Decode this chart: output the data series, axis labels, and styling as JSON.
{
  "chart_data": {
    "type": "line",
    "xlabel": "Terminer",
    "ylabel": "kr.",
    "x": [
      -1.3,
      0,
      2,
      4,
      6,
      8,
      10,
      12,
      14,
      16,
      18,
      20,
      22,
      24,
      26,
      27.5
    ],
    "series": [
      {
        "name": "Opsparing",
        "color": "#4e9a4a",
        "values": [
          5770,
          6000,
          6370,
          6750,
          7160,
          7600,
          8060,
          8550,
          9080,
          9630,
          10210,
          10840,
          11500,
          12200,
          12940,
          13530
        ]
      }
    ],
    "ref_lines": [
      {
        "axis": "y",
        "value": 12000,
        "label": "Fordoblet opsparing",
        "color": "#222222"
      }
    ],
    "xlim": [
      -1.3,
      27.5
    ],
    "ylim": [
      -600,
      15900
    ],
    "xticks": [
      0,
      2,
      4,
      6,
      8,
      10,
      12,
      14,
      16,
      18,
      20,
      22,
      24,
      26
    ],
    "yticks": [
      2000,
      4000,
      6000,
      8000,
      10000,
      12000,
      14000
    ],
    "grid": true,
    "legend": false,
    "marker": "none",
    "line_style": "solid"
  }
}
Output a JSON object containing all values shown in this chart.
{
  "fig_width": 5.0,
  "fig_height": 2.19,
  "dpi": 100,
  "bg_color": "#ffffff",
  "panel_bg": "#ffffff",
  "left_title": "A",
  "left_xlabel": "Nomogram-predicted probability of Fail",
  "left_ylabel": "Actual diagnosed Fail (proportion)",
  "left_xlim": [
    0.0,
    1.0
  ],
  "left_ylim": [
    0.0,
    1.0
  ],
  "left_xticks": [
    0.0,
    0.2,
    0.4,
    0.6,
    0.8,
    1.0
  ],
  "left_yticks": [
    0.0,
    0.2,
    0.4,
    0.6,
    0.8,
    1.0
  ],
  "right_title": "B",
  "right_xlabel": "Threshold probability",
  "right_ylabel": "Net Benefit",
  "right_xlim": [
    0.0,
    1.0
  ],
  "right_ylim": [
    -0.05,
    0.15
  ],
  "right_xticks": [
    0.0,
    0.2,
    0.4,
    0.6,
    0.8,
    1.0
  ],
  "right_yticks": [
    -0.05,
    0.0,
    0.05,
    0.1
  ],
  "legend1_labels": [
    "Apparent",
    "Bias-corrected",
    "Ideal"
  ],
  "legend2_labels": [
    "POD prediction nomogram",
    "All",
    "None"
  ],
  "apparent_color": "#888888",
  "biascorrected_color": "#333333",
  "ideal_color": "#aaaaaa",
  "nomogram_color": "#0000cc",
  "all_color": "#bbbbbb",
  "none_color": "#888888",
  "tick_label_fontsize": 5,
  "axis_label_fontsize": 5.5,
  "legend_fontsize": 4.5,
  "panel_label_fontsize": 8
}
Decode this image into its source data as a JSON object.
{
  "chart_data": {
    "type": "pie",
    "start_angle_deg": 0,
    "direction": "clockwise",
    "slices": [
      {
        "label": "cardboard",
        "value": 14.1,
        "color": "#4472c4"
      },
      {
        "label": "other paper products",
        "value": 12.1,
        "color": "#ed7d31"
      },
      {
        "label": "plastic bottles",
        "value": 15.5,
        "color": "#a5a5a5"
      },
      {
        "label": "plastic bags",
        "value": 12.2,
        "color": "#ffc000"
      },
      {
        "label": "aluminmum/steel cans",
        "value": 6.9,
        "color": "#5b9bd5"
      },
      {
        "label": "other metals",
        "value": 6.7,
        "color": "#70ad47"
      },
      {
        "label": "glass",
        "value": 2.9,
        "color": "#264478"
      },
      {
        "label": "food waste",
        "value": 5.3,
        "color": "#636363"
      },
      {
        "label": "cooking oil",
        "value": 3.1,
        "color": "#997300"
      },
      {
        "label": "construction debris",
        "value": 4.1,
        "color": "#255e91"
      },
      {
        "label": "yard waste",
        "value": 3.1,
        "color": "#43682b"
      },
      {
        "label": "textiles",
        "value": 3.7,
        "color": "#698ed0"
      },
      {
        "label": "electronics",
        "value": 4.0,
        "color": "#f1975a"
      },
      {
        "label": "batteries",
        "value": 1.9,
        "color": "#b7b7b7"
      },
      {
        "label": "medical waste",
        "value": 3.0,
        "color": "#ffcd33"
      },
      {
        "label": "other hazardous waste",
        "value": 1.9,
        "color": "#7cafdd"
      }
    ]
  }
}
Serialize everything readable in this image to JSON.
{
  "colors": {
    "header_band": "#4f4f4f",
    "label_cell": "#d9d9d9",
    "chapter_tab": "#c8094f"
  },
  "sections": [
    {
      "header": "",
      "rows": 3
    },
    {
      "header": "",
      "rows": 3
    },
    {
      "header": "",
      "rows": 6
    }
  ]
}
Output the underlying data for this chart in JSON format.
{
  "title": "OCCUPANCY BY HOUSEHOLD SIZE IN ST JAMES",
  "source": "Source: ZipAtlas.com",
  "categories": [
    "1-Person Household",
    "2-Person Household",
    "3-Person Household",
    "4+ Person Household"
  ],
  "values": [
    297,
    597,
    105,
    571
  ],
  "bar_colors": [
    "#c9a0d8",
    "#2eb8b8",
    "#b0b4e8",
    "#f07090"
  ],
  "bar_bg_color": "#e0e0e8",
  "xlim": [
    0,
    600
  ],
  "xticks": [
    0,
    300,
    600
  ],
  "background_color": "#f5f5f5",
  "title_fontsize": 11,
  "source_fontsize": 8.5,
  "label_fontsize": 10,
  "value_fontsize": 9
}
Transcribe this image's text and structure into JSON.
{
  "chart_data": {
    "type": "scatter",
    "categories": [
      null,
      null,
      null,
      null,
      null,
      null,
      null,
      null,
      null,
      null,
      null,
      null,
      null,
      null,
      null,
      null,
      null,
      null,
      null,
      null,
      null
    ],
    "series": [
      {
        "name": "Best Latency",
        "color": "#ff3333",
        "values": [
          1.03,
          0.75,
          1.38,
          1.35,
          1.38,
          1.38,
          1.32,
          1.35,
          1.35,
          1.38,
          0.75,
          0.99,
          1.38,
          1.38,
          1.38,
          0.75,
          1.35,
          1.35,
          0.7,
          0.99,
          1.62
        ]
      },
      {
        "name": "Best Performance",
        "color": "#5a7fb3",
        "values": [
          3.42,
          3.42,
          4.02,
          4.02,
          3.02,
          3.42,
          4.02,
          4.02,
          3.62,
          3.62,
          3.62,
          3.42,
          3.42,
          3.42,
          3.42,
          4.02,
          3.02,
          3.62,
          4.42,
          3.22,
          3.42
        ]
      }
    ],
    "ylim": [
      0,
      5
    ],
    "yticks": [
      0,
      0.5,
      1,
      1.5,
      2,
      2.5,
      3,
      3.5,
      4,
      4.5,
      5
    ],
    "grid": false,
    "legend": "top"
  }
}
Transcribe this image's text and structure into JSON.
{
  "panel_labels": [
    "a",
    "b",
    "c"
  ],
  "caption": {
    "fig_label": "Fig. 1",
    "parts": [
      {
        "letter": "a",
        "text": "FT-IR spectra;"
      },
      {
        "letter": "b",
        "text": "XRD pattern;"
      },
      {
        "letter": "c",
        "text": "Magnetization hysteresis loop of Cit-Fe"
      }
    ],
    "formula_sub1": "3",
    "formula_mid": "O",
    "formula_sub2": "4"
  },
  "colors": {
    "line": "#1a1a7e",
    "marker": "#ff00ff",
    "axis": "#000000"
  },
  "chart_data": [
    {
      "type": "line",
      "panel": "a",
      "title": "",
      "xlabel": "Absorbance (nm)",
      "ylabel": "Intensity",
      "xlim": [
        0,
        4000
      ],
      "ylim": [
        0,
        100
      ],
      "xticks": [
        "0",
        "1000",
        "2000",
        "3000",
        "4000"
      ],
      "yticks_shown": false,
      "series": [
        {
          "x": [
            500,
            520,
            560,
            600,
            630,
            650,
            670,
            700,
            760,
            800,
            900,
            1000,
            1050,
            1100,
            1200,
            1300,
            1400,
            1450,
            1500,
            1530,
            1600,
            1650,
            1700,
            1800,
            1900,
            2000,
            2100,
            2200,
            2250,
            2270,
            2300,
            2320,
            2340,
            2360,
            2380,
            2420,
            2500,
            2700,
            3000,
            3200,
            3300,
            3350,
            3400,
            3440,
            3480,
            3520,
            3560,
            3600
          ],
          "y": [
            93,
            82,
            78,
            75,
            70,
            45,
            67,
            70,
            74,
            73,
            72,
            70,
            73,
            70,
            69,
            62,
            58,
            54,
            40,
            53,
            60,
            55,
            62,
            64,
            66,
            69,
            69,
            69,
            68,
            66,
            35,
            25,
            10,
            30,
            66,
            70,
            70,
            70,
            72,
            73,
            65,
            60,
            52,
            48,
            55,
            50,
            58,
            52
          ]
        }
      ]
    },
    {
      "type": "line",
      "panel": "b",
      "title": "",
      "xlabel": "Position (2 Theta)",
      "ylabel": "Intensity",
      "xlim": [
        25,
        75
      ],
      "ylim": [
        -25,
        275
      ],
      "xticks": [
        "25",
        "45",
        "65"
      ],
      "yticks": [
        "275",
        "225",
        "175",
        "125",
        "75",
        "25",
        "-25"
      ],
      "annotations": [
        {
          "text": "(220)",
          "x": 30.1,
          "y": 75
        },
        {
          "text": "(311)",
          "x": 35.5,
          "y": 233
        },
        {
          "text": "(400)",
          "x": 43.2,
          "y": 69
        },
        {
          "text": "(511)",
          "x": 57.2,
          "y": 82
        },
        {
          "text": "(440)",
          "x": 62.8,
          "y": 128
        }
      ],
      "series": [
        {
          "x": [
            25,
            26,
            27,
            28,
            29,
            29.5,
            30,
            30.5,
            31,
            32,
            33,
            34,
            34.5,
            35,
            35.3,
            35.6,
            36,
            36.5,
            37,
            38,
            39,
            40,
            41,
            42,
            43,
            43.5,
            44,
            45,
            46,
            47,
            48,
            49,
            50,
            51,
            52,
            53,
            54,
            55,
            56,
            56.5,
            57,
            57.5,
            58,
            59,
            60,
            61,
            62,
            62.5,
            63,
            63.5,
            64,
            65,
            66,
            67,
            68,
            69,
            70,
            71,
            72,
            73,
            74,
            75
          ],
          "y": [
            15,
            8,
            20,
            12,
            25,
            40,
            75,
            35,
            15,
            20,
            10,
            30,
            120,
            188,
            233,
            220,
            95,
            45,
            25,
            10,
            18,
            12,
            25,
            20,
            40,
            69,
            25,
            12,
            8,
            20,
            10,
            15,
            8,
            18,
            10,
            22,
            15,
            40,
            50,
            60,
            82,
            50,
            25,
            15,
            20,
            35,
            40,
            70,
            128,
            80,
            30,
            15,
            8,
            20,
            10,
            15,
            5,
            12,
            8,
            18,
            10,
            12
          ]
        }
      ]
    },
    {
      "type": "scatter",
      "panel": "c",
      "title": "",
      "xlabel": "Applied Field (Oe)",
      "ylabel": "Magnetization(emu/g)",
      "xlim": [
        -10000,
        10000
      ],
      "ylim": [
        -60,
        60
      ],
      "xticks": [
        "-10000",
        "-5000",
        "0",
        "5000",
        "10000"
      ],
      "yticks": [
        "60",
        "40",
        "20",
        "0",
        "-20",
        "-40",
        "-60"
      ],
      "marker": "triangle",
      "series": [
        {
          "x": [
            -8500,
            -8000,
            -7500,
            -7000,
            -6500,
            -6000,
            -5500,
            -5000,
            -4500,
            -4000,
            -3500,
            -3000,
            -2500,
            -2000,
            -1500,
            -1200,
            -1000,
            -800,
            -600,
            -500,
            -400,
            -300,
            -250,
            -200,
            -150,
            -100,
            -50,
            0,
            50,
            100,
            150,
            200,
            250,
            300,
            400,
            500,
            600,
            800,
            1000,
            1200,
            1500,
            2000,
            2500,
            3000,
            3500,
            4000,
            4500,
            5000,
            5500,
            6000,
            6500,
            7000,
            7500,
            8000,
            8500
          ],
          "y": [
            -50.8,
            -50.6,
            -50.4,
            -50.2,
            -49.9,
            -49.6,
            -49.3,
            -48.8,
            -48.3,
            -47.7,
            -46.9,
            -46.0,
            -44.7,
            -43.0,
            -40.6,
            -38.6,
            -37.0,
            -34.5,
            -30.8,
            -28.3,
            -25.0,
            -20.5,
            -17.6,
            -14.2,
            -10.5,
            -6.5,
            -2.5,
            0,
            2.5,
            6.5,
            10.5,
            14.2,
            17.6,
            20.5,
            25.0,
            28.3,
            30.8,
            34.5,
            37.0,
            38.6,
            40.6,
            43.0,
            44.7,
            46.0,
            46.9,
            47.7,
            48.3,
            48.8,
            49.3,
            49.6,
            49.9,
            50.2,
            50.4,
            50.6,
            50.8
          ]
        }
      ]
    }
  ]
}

★ ★ ★ ★ ★ ★ ★

§ **Instructions to follow**: How many lines of these entries contain the string "image"? Reply with the number alone.

§ **Problem solution**: 4